## Begin DATASET RECORDS

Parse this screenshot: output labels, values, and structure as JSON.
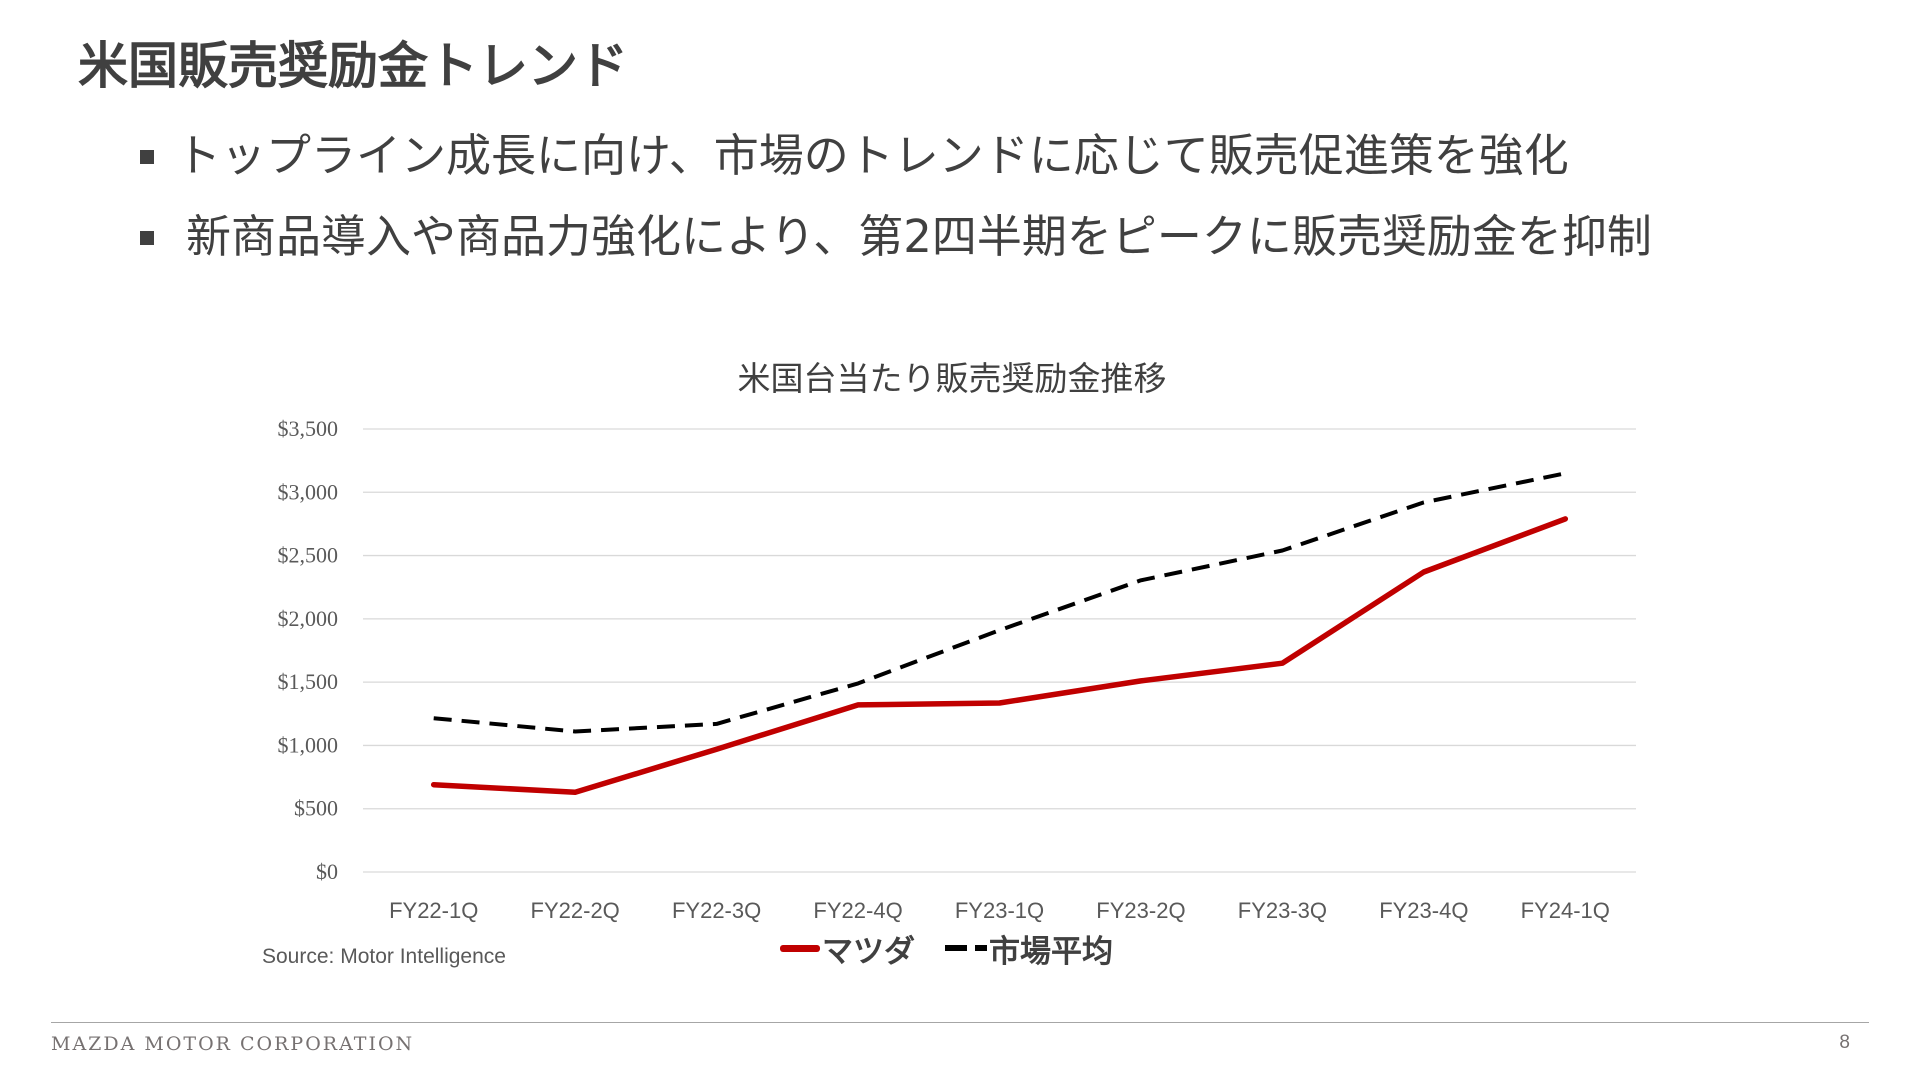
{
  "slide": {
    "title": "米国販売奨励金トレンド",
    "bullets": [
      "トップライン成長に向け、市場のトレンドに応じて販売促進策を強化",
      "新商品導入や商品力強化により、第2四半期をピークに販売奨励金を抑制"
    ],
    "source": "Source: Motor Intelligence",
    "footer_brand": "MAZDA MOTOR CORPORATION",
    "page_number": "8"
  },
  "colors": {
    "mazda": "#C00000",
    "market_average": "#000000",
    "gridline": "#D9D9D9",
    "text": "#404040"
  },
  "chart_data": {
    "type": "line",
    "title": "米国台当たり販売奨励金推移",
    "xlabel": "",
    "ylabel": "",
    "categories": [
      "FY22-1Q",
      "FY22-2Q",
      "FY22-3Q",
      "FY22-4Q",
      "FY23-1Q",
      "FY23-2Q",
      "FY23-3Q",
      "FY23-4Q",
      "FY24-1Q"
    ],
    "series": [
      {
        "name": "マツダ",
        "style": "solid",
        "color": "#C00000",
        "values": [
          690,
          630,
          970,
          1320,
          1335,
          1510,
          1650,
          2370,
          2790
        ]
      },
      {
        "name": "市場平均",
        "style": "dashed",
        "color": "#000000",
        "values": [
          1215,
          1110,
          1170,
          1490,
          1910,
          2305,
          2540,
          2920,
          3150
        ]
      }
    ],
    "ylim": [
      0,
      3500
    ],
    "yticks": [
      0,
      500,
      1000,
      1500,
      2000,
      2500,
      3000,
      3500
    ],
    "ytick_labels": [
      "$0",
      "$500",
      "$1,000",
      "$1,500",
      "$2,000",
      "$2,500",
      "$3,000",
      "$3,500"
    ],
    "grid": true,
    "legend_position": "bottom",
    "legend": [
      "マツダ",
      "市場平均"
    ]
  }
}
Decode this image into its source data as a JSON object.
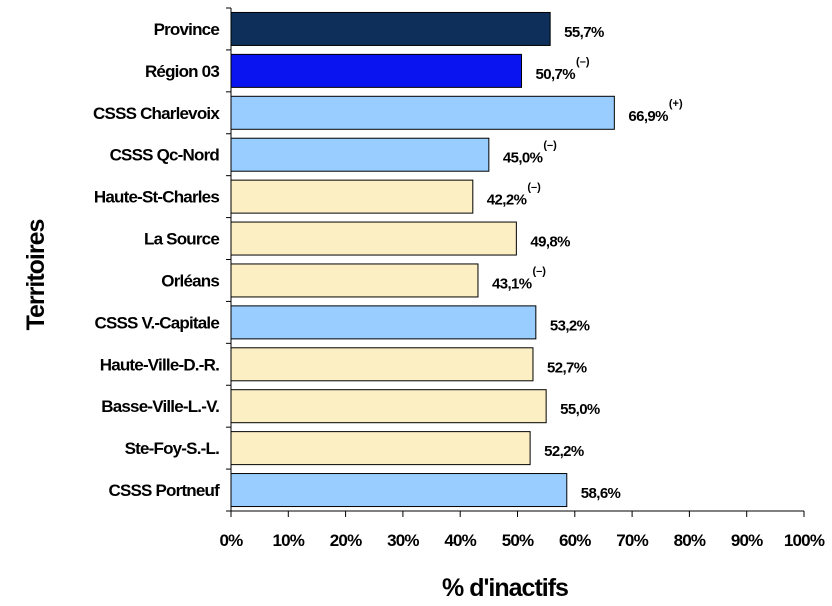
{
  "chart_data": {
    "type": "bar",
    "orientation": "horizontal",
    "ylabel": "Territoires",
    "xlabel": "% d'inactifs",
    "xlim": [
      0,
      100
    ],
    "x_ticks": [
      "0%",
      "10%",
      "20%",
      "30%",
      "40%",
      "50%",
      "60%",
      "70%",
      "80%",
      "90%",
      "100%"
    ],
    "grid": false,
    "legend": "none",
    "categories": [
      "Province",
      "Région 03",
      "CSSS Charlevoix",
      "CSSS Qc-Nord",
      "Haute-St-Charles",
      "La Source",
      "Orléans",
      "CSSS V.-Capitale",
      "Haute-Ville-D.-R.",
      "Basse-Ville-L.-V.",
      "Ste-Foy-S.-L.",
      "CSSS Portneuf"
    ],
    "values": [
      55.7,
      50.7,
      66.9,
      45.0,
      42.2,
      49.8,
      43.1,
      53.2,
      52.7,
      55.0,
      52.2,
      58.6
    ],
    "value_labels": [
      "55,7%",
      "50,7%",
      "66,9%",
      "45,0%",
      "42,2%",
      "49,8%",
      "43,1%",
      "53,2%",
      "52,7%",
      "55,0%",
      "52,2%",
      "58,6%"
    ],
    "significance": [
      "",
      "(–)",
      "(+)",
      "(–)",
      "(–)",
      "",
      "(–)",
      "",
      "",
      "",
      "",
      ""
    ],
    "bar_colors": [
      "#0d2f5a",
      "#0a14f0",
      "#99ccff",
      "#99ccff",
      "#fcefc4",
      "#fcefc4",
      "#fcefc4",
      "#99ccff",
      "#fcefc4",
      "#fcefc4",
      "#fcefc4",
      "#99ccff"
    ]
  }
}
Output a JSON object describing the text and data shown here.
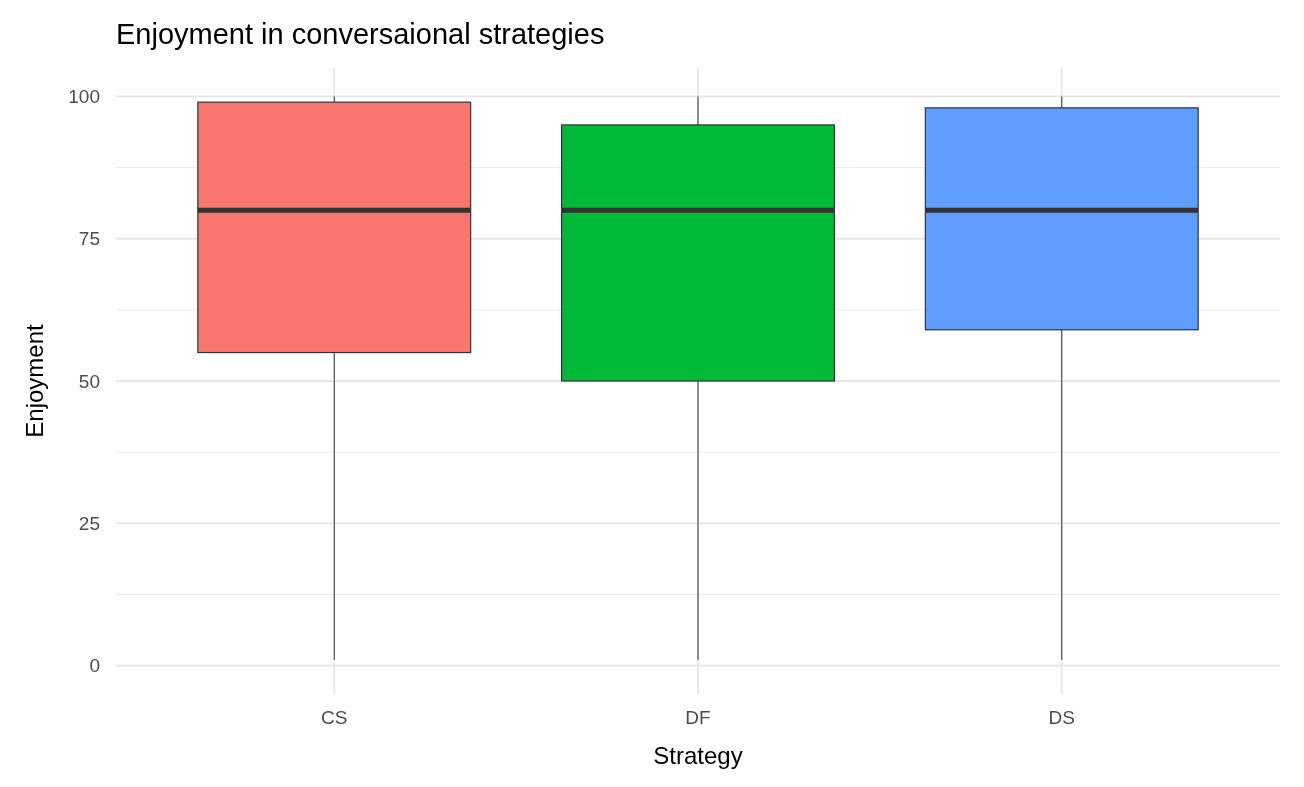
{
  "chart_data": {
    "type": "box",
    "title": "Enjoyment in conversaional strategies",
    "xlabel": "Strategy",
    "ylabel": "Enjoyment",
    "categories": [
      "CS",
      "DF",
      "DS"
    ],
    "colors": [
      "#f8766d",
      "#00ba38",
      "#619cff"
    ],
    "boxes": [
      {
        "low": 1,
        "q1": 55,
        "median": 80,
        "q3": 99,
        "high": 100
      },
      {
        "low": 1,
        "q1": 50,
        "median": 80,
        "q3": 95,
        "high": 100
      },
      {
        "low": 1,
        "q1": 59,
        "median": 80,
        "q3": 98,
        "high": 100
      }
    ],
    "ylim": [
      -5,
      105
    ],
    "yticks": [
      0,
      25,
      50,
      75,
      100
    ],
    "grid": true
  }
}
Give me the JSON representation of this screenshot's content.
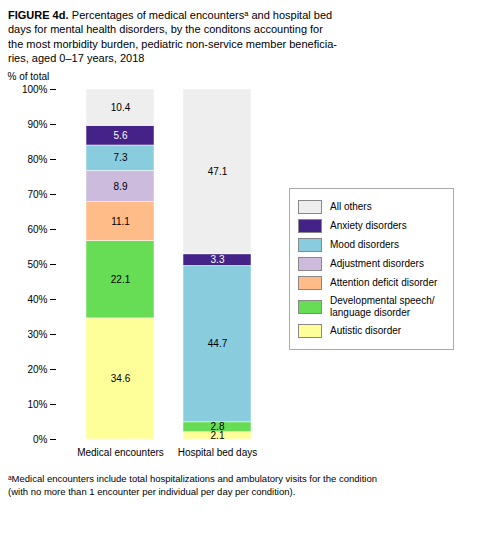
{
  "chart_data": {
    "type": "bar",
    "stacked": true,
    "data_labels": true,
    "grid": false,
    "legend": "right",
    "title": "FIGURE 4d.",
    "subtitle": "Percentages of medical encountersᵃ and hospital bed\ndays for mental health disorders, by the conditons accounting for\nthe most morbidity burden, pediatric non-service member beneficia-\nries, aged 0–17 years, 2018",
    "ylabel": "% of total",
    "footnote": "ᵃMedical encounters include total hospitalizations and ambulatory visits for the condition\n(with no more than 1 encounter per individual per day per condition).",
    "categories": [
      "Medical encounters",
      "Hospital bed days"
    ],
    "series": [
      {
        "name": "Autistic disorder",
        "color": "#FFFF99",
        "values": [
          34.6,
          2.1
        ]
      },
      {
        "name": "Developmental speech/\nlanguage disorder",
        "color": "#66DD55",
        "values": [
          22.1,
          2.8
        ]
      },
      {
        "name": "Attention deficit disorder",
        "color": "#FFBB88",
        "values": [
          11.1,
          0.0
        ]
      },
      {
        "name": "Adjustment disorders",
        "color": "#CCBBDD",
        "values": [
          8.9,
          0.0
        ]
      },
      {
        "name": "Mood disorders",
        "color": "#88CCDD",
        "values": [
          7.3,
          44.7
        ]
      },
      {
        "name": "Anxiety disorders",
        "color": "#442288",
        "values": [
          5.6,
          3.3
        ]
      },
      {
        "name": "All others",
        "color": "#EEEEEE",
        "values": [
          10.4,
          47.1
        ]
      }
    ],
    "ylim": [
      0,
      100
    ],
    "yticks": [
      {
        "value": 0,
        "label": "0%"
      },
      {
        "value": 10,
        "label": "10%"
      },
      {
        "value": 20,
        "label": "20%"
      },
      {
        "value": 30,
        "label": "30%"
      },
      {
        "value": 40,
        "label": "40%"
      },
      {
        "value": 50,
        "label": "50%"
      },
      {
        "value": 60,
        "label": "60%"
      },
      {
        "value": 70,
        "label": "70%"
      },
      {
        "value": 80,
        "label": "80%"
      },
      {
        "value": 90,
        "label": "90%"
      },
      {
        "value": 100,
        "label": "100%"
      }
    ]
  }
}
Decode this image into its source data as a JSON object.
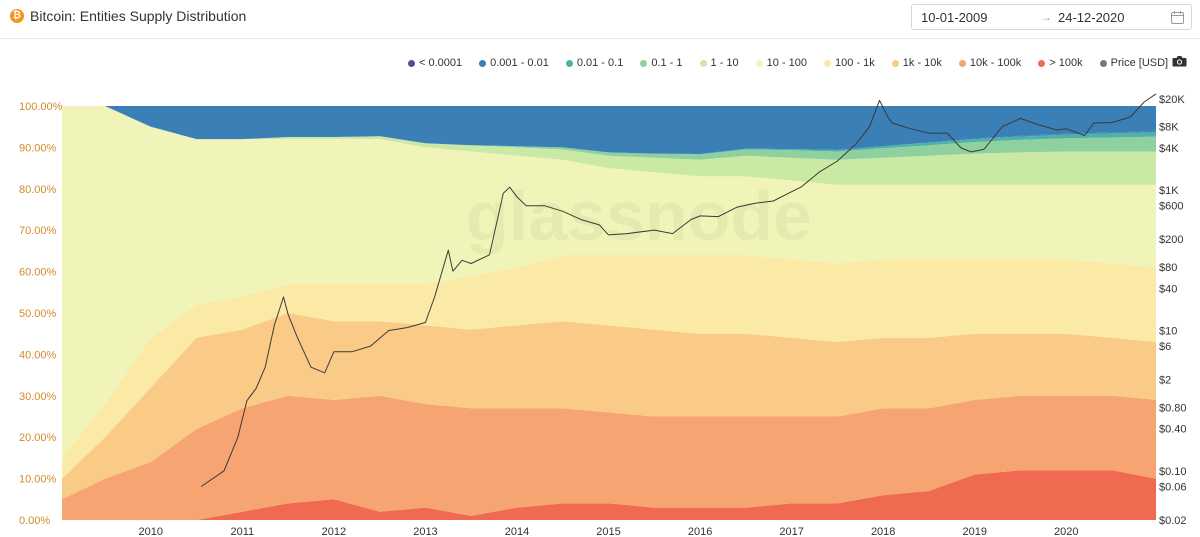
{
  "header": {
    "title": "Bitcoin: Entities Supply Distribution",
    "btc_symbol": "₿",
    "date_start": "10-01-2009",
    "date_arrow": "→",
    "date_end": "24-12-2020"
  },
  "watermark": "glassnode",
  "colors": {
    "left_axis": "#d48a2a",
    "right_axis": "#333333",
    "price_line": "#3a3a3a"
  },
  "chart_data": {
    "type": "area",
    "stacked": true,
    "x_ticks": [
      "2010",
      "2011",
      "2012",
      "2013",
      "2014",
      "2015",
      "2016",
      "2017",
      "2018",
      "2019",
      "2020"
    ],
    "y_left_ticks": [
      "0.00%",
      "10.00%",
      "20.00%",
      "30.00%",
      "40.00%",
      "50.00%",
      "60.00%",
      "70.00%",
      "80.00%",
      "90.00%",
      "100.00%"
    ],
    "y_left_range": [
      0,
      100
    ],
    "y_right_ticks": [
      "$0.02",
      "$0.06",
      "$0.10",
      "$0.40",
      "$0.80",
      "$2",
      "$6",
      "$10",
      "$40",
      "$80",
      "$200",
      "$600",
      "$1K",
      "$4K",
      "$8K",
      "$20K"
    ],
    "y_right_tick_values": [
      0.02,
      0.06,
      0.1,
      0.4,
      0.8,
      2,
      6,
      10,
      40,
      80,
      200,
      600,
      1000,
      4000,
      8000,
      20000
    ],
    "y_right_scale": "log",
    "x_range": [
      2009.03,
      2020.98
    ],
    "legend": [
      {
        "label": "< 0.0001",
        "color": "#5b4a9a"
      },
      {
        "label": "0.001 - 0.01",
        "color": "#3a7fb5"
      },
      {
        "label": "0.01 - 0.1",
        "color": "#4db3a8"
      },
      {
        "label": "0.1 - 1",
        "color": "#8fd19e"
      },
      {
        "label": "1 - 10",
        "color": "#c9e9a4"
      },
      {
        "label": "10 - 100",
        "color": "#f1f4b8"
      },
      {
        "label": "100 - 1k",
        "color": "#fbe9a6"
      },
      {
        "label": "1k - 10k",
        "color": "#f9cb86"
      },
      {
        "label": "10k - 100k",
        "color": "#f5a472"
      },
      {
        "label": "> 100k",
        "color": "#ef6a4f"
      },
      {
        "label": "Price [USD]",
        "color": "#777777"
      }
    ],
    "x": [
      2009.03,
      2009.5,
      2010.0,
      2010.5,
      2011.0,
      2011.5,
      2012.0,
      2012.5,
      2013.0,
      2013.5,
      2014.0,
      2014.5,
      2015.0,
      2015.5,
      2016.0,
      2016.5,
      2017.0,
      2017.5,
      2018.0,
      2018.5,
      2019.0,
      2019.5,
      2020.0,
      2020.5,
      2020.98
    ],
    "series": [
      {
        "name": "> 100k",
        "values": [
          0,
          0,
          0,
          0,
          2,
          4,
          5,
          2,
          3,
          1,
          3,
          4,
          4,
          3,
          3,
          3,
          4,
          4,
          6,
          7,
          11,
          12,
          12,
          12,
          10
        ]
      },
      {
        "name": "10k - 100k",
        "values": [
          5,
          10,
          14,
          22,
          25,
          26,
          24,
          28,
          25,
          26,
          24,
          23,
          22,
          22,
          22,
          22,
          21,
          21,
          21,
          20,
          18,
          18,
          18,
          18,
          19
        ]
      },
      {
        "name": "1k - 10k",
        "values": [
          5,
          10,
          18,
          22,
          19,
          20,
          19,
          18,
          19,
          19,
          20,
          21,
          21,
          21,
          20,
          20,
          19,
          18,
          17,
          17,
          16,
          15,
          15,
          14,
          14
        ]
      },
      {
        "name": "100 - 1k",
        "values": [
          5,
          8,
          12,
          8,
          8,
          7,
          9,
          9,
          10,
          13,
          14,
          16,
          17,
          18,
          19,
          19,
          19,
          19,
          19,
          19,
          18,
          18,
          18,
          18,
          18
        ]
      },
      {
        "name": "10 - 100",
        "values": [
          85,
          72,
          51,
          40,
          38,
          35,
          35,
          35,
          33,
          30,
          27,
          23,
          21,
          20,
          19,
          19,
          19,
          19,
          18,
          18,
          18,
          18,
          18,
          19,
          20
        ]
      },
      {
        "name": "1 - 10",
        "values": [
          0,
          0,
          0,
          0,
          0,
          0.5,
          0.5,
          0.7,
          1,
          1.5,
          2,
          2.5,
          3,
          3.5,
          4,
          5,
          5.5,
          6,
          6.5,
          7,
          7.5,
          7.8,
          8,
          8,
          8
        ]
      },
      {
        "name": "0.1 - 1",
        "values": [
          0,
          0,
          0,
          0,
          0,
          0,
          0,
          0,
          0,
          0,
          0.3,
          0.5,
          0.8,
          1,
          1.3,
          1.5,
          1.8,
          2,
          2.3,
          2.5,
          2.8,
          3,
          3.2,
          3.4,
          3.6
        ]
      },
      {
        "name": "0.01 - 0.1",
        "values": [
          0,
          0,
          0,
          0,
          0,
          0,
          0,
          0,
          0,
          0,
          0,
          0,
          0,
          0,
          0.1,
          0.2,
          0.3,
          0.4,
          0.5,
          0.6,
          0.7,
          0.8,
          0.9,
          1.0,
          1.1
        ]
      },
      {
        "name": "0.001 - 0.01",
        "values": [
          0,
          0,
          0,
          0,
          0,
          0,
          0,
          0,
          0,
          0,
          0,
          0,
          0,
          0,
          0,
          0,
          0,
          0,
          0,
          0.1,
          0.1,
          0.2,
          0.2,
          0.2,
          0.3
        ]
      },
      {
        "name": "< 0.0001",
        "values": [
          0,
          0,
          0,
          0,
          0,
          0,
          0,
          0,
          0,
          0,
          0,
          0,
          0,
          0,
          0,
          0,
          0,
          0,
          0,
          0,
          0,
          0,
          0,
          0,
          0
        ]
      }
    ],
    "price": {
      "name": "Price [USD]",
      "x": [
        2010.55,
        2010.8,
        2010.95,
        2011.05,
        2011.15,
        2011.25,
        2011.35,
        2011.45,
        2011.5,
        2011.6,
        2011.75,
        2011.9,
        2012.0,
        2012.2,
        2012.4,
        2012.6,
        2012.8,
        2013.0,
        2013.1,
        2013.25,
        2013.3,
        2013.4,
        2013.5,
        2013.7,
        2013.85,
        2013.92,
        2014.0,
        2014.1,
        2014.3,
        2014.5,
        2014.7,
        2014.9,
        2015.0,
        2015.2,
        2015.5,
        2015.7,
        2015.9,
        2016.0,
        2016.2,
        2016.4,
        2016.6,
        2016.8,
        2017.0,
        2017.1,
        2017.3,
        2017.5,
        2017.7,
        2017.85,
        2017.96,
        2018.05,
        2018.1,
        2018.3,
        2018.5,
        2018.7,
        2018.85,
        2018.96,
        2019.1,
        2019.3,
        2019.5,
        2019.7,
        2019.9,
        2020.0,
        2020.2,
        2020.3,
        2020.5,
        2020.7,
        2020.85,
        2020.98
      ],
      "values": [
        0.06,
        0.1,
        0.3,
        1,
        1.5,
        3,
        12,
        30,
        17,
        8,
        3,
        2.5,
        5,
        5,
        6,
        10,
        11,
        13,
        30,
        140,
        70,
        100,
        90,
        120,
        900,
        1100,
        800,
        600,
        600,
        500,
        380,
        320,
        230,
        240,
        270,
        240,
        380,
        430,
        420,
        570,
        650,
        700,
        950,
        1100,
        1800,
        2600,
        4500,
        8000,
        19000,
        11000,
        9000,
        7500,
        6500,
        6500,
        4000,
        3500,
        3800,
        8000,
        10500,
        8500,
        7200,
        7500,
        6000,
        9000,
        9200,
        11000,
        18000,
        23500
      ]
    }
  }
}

## End DATASET RECORDS

**DIRECTIVE**.
Scan the listing above for the word "screenshot" and copy every line that holds it.

**ANSWER TO THIS PROBLEM**.
Parse this screenshot: output labels, values, and structure as JSON.
Give me the JSON representation of this screenshot's content.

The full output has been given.